◆ Stored data ◆
>>>

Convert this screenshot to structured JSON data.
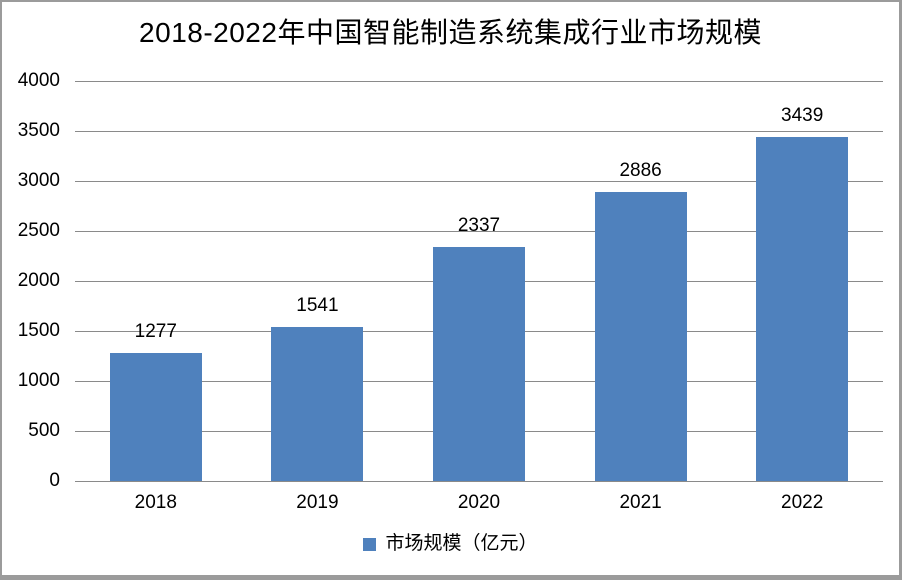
{
  "chart_data": {
    "type": "bar",
    "title": "2018-2022年中国智能制造系统集成行业市场规模",
    "categories": [
      "2018",
      "2019",
      "2020",
      "2021",
      "2022"
    ],
    "series": [
      {
        "name": "市场规模（亿元）",
        "values": [
          1277,
          1541,
          2337,
          2886,
          3439
        ]
      }
    ],
    "xlabel": "",
    "ylabel": "",
    "ylim": [
      0,
      4000
    ],
    "yticks": [
      0,
      500,
      1000,
      1500,
      2000,
      2500,
      3000,
      3500,
      4000
    ],
    "grid": true,
    "data_labels_shown": true,
    "legend_position": "bottom",
    "colors": {
      "bar": "#4F81BD",
      "gridline": "#8a8a8a",
      "frame_border": "#9b9b9b",
      "text": "#000000"
    }
  }
}
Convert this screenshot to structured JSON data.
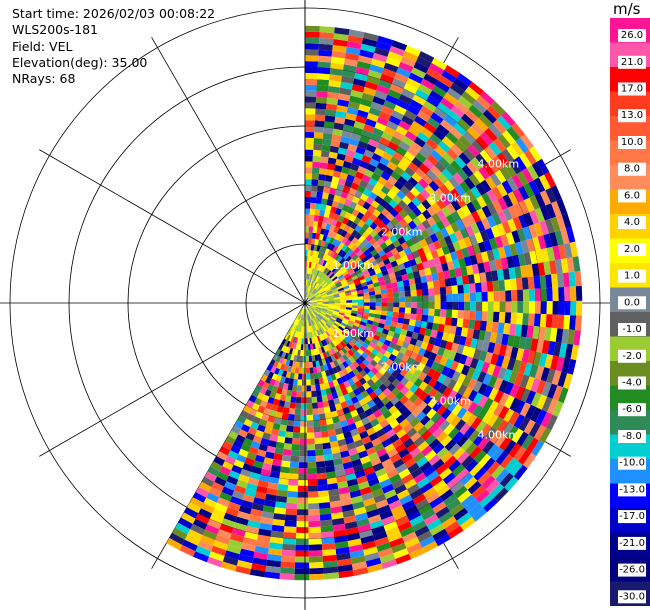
{
  "info": {
    "start_time": "Start time: 2026/02/03 00:08:22",
    "instrument": "WLS200s-181",
    "field": "Field: VEL",
    "elevation": "Elevation(deg): 35.00",
    "nrays": "NRays: 68"
  },
  "colorbar": {
    "unit": "m/s",
    "ticks": [
      "26.0",
      "21.0",
      "17.0",
      "13.0",
      "10.0",
      "8.0",
      "6.0",
      "4.0",
      "2.0",
      "1.0",
      "0.0",
      "-1.0",
      "-2.0",
      "-4.0",
      "-6.0",
      "-8.0",
      "-10.0",
      "-13.0",
      "-17.0",
      "-21.0",
      "-26.0",
      "-30.0"
    ],
    "colors": [
      "#ff1493",
      "#ff55ab",
      "#ff0000",
      "#ff3c1e",
      "#ff5a32",
      "#ff7846",
      "#ff8c5a",
      "#ffaa00",
      "#ffd200",
      "#ffff00",
      "#ffe600",
      "#778899",
      "#606060",
      "#9acd32",
      "#6b8e23",
      "#228b22",
      "#2e8b57",
      "#00ced1",
      "#1e90ff",
      "#0000ff",
      "#0000cd",
      "#00008b",
      "#000080",
      "#191970"
    ]
  },
  "ring_labels": [
    "1.00km",
    "2.00km",
    "3.00km",
    "4.00km"
  ],
  "chart_data": {
    "type": "heatmap",
    "projection": "polar-ppi",
    "field": "VEL",
    "units": "m/s",
    "elevation_deg": 35.0,
    "n_rays": 68,
    "azimuth_range_deg": [
      0,
      210
    ],
    "range_rings_km": [
      1,
      2,
      3,
      4
    ],
    "max_range_km": 4.7,
    "color_range": [
      -30,
      30
    ]
  }
}
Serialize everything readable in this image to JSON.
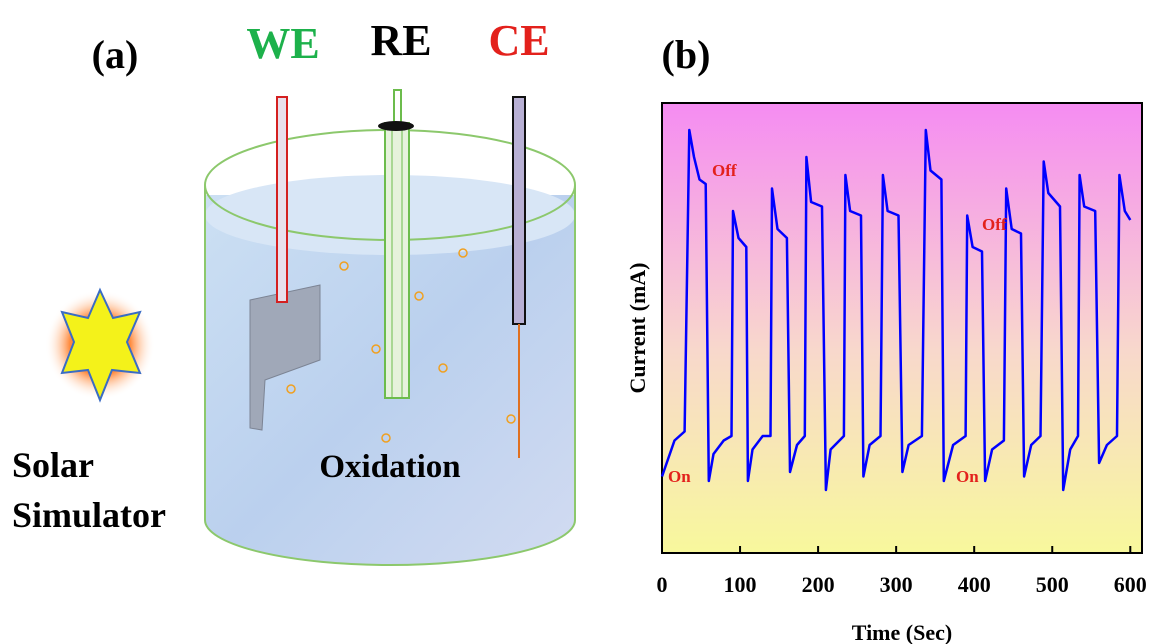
{
  "panel_a": {
    "label": "(a)",
    "electrodes": [
      "WE",
      "RE",
      "CE"
    ],
    "light_source": [
      "Solar",
      "Simulator"
    ],
    "process": "Oxidation"
  },
  "chart_data": {
    "type": "line",
    "label": "(b)",
    "xlabel": "Time (Sec)",
    "ylabel": "Current (mA)",
    "x": [
      0,
      16,
      29,
      35,
      41,
      48,
      56,
      60,
      66,
      79,
      89,
      91,
      98,
      108,
      110,
      116,
      129,
      139,
      141,
      148,
      160,
      164,
      173,
      183,
      185,
      191,
      205,
      210,
      216,
      233,
      235,
      241,
      255,
      258,
      266,
      280,
      283,
      289,
      303,
      308,
      316,
      333,
      338,
      344,
      358,
      361,
      373,
      389,
      391,
      398,
      410,
      414,
      423,
      438,
      441,
      448,
      460,
      464,
      473,
      485,
      489,
      495,
      510,
      514,
      523,
      533,
      535,
      541,
      555,
      560,
      570,
      583,
      586,
      593,
      600
    ],
    "series": [
      {
        "color": "#0000ff",
        "values": [
          17,
          25,
          27,
          94,
          88,
          83,
          82,
          16,
          22,
          25,
          26,
          76,
          70,
          68,
          16,
          23,
          26,
          26,
          81,
          72,
          70,
          18,
          24,
          26,
          88,
          78,
          77,
          14,
          23,
          26,
          84,
          76,
          75,
          17,
          24,
          26,
          84,
          76,
          75,
          18,
          24,
          26,
          94,
          85,
          83,
          16,
          24,
          26,
          75,
          68,
          67,
          16,
          23,
          25,
          81,
          72,
          71,
          17,
          24,
          26,
          87,
          80,
          77,
          14,
          23,
          26,
          84,
          77,
          76,
          20,
          24,
          26,
          84,
          76,
          74
        ]
      }
    ],
    "xlim": [
      0,
      615
    ],
    "ylim": [
      0,
      100
    ],
    "xticks": [
      0,
      100,
      200,
      300,
      400,
      500,
      600
    ],
    "annotations": [
      "On",
      "Off",
      "Off",
      "On"
    ]
  }
}
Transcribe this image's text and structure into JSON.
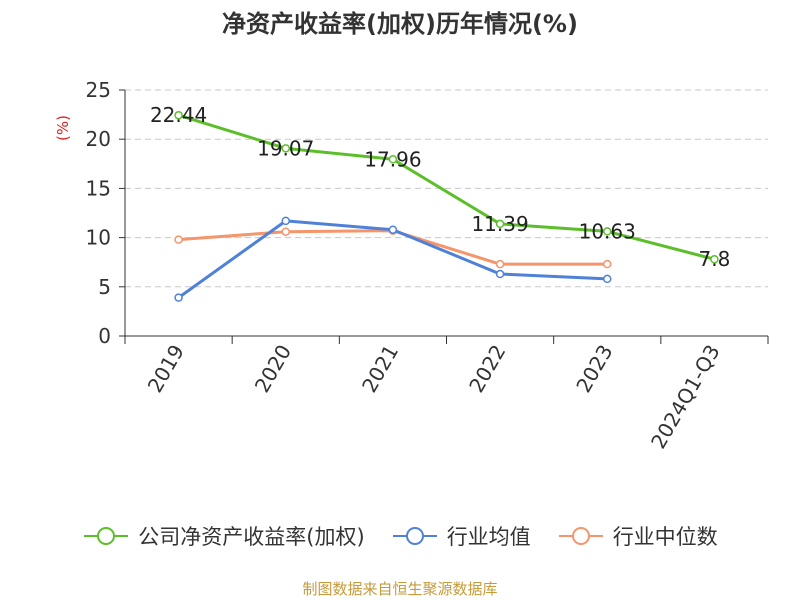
{
  "chart_data": {
    "type": "line",
    "title": "净资产收益率(加权)历年情况(%)",
    "ylabel": "(%)",
    "categories": [
      "2019",
      "2020",
      "2021",
      "2022",
      "2023",
      "2024Q1-Q3"
    ],
    "ylim": [
      0,
      25
    ],
    "yticks": [
      "0",
      "5",
      "10",
      "15",
      "20",
      "25"
    ],
    "grid": true,
    "legend_position": "bottom",
    "series": [
      {
        "name": "公司净资产收益率(加权)",
        "color": "#5cbf2a",
        "values": [
          22.44,
          19.07,
          17.96,
          11.39,
          10.63,
          7.8
        ],
        "labels": [
          "22.44",
          "19.07",
          "17.96",
          "11.39",
          "10.63",
          "7.8"
        ]
      },
      {
        "name": "行业均值",
        "color": "#4f81d8",
        "values": [
          3.9,
          11.7,
          10.8,
          6.3,
          5.8,
          null
        ]
      },
      {
        "name": "行业中位数",
        "color": "#f4956b",
        "values": [
          9.8,
          10.6,
          10.7,
          7.3,
          7.3,
          null
        ]
      }
    ]
  },
  "footer": "制图数据来自恒生聚源数据库"
}
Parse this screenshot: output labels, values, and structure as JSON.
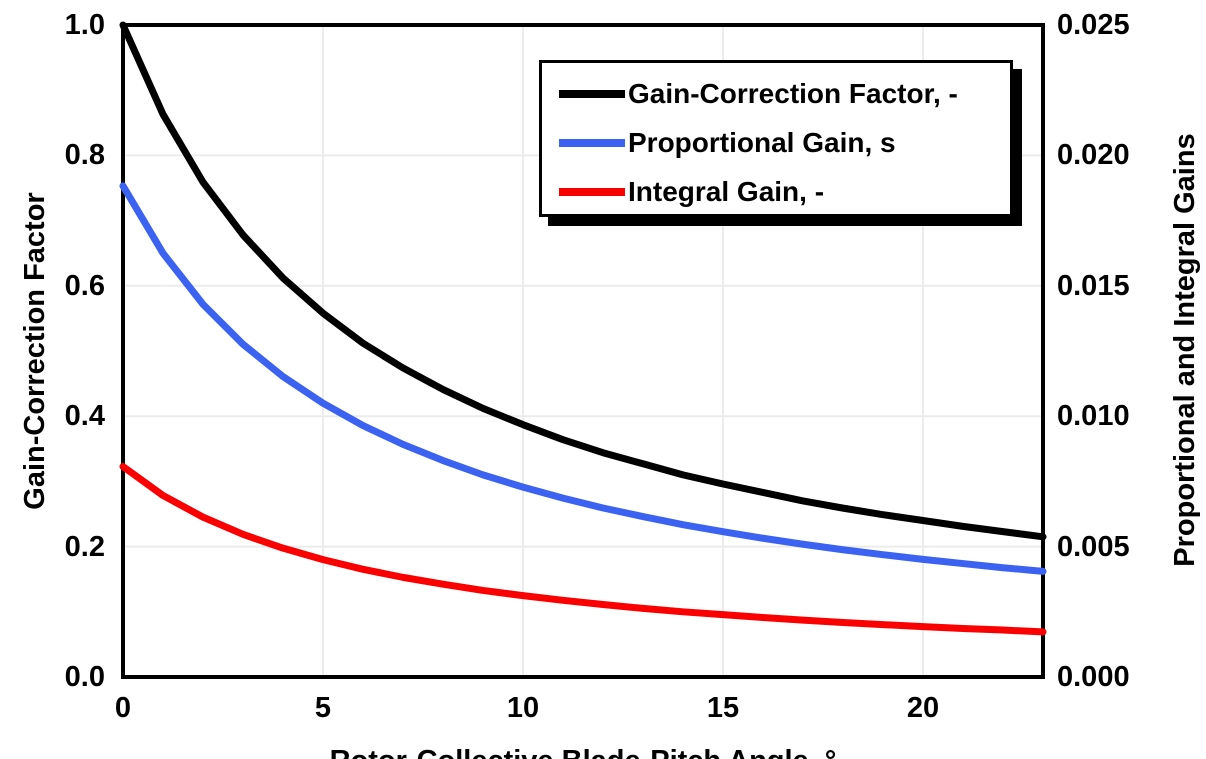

<<<

◆ Written instruction ◆
From the material above, copy everything exactly but the pictures.

◆ Full solution ◆
Convert this screenshot to structured JSON data.
{
  "chart_data": {
    "type": "bar",
    "title": "2018-2022年中国智能制造系统集成行业市场规模",
    "categories": [
      "2018",
      "2019",
      "2020",
      "2021",
      "2022"
    ],
    "series": [
      {
        "name": "市场规模（亿元）",
        "values": [
          1277,
          1541,
          2337,
          2886,
          3439
        ]
      }
    ],
    "xlabel": "",
    "ylabel": "",
    "ylim": [
      0,
      4000
    ],
    "yticks": [
      0,
      500,
      1000,
      1500,
      2000,
      2500,
      3000,
      3500,
      4000
    ],
    "grid": true,
    "data_labels_shown": true,
    "legend_position": "bottom",
    "colors": {
      "bar": "#4F81BD",
      "gridline": "#8a8a8a",
      "frame_border": "#9b9b9b",
      "text": "#000000"
    }
  }
}
Convert this screenshot to structured JSON data.
{
  "info": {
    "start_time": "Start time: 2026/02/03 00:08:22",
    "instrument": "WLS200s-181",
    "field": "Field: VEL",
    "elevation": "Elevation(deg): 35.00",
    "nrays": "NRays: 68"
  },
  "colorbar": {
    "unit": "m/s",
    "ticks": [
      "26.0",
      "21.0",
      "17.0",
      "13.0",
      "10.0",
      "8.0",
      "6.0",
      "4.0",
      "2.0",
      "1.0",
      "0.0",
      "-1.0",
      "-2.0",
      "-4.0",
      "-6.0",
      "-8.0",
      "-10.0",
      "-13.0",
      "-17.0",
      "-21.0",
      "-26.0",
      "-30.0"
    ],
    "colors": [
      "#ff1493",
      "#ff55ab",
      "#ff0000",
      "#ff3c1e",
      "#ff5a32",
      "#ff7846",
      "#ff8c5a",
      "#ffaa00",
      "#ffd200",
      "#ffff00",
      "#ffe600",
      "#778899",
      "#606060",
      "#9acd32",
      "#6b8e23",
      "#228b22",
      "#2e8b57",
      "#00ced1",
      "#1e90ff",
      "#0000ff",
      "#0000cd",
      "#00008b",
      "#000080",
      "#191970"
    ]
  },
  "ring_labels": [
    "1.00km",
    "2.00km",
    "3.00km",
    "4.00km"
  ],
  "chart_data": {
    "type": "heatmap",
    "projection": "polar-ppi",
    "field": "VEL",
    "units": "m/s",
    "elevation_deg": 35.0,
    "n_rays": 68,
    "azimuth_range_deg": [
      0,
      210
    ],
    "range_rings_km": [
      1,
      2,
      3,
      4
    ],
    "max_range_km": 4.7,
    "color_range": [
      -30,
      30
    ]
  }
}
Serialize everything readable in this image to JSON.
{
  "panel_a": {
    "label": "(a)",
    "electrodes": [
      "WE",
      "RE",
      "CE"
    ],
    "light_source": [
      "Solar",
      "Simulator"
    ],
    "process": "Oxidation"
  },
  "chart_data": {
    "type": "line",
    "label": "(b)",
    "xlabel": "Time (Sec)",
    "ylabel": "Current (mA)",
    "x": [
      0,
      16,
      29,
      35,
      41,
      48,
      56,
      60,
      66,
      79,
      89,
      91,
      98,
      108,
      110,
      116,
      129,
      139,
      141,
      148,
      160,
      164,
      173,
      183,
      185,
      191,
      205,
      210,
      216,
      233,
      235,
      241,
      255,
      258,
      266,
      280,
      283,
      289,
      303,
      308,
      316,
      333,
      338,
      344,
      358,
      361,
      373,
      389,
      391,
      398,
      410,
      414,
      423,
      438,
      441,
      448,
      460,
      464,
      473,
      485,
      489,
      495,
      510,
      514,
      523,
      533,
      535,
      541,
      555,
      560,
      570,
      583,
      586,
      593,
      600
    ],
    "series": [
      {
        "color": "#0000ff",
        "values": [
          17,
          25,
          27,
          94,
          88,
          83,
          82,
          16,
          22,
          25,
          26,
          76,
          70,
          68,
          16,
          23,
          26,
          26,
          81,
          72,
          70,
          18,
          24,
          26,
          88,
          78,
          77,
          14,
          23,
          26,
          84,
          76,
          75,
          17,
          24,
          26,
          84,
          76,
          75,
          18,
          24,
          26,
          94,
          85,
          83,
          16,
          24,
          26,
          75,
          68,
          67,
          16,
          23,
          25,
          81,
          72,
          71,
          17,
          24,
          26,
          87,
          80,
          77,
          14,
          23,
          26,
          84,
          77,
          76,
          20,
          24,
          26,
          84,
          76,
          74
        ]
      }
    ],
    "xlim": [
      0,
      615
    ],
    "ylim": [
      0,
      100
    ],
    "xticks": [
      0,
      100,
      200,
      300,
      400,
      500,
      600
    ],
    "annotations": [
      "On",
      "Off",
      "Off",
      "On"
    ]
  }
}
Transcribe this image's text and structure into JSON.
{
  "chart_data": {
    "type": "line",
    "title": "净资产收益率(加权)历年情况(%)",
    "ylabel": "(%)",
    "categories": [
      "2019",
      "2020",
      "2021",
      "2022",
      "2023",
      "2024Q1-Q3"
    ],
    "ylim": [
      0,
      25
    ],
    "yticks": [
      "0",
      "5",
      "10",
      "15",
      "20",
      "25"
    ],
    "grid": true,
    "legend_position": "bottom",
    "series": [
      {
        "name": "公司净资产收益率(加权)",
        "color": "#5cbf2a",
        "values": [
          22.44,
          19.07,
          17.96,
          11.39,
          10.63,
          7.8
        ],
        "labels": [
          "22.44",
          "19.07",
          "17.96",
          "11.39",
          "10.63",
          "7.8"
        ]
      },
      {
        "name": "行业均值",
        "color": "#4f81d8",
        "values": [
          3.9,
          11.7,
          10.8,
          6.3,
          5.8,
          null
        ]
      },
      {
        "name": "行业中位数",
        "color": "#f4956b",
        "values": [
          9.8,
          10.6,
          10.7,
          7.3,
          7.3,
          null
        ]
      }
    ]
  },
  "footer": "制图数据来自恒生聚源数据库"
}
Parse this screenshot: output labels, values, and structure as JSON.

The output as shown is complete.